*TASK STATEMENT*
Could you give back the records below with every "meta-separator" renamed to "dot-separator" and everything else left unchanged?

*Rows from a dataset*
────────────────

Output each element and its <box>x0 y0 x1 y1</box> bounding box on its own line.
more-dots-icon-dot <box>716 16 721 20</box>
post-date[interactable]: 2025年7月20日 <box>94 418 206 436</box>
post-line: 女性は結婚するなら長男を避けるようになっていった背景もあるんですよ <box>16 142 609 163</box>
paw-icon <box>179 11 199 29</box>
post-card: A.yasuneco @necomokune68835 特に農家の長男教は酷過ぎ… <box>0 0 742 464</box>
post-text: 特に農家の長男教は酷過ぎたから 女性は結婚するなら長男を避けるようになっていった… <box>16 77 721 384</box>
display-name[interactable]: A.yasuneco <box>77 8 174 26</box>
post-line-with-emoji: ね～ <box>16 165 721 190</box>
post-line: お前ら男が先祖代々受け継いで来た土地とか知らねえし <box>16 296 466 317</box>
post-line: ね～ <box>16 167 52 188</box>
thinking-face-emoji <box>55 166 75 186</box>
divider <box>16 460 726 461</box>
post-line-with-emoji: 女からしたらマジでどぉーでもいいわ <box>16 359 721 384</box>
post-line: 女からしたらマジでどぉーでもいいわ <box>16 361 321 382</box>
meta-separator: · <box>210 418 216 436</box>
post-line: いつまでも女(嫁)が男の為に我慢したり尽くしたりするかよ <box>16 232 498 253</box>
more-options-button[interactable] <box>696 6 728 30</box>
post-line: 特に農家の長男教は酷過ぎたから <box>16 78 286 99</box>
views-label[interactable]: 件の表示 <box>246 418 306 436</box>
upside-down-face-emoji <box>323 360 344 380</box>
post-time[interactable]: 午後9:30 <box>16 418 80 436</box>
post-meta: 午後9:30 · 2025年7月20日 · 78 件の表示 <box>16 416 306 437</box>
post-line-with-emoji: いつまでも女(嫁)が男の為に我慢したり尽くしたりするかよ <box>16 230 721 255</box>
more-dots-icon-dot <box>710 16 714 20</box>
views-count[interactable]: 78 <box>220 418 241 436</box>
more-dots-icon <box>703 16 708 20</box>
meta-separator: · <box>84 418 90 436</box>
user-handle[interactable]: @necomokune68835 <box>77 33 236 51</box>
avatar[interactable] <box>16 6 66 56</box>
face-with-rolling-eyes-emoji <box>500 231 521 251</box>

────────────────

*FULL RESPONSE*
Output each element and its <box>x0 y0 x1 y1</box> bounding box on its own line.
more-dots-icon-dot <box>716 16 721 20</box>
post-date[interactable]: 2025年7月20日 <box>94 418 206 436</box>
post-line: 女性は結婚するなら長男を避けるようになっていった背景もあるんですよ <box>16 142 609 163</box>
paw-icon <box>179 11 199 29</box>
post-card: A.yasuneco @necomokune68835 特に農家の長男教は酷過ぎ… <box>0 0 742 464</box>
post-text: 特に農家の長男教は酷過ぎたから 女性は結婚するなら長男を避けるようになっていった… <box>16 77 721 384</box>
display-name[interactable]: A.yasuneco <box>77 8 174 26</box>
post-line-with-emoji: ね～ <box>16 165 721 190</box>
post-line: お前ら男が先祖代々受け継いで来た土地とか知らねえし <box>16 296 466 317</box>
post-line: ね～ <box>16 167 52 188</box>
thinking-face-emoji <box>55 166 75 186</box>
divider <box>16 460 726 461</box>
post-line-with-emoji: 女からしたらマジでどぉーでもいいわ <box>16 359 721 384</box>
post-line: 女からしたらマジでどぉーでもいいわ <box>16 361 321 382</box>
dot-separator: · <box>210 418 216 436</box>
post-line: いつまでも女(嫁)が男の為に我慢したり尽くしたりするかよ <box>16 232 498 253</box>
more-options-button[interactable] <box>696 6 728 30</box>
post-line: 特に農家の長男教は酷過ぎたから <box>16 78 286 99</box>
views-label[interactable]: 件の表示 <box>246 418 306 436</box>
upside-down-face-emoji <box>323 360 344 380</box>
post-time[interactable]: 午後9:30 <box>16 418 80 436</box>
post-meta: 午後9:30 · 2025年7月20日 · 78 件の表示 <box>16 416 306 437</box>
post-line-with-emoji: いつまでも女(嫁)が男の為に我慢したり尽くしたりするかよ <box>16 230 721 255</box>
more-dots-icon-dot <box>710 16 714 20</box>
views-count[interactable]: 78 <box>220 418 241 436</box>
more-dots-icon <box>703 16 708 20</box>
dot-separator: · <box>84 418 90 436</box>
user-handle[interactable]: @necomokune68835 <box>77 33 236 51</box>
avatar[interactable] <box>16 6 66 56</box>
face-with-rolling-eyes-emoji <box>500 231 521 251</box>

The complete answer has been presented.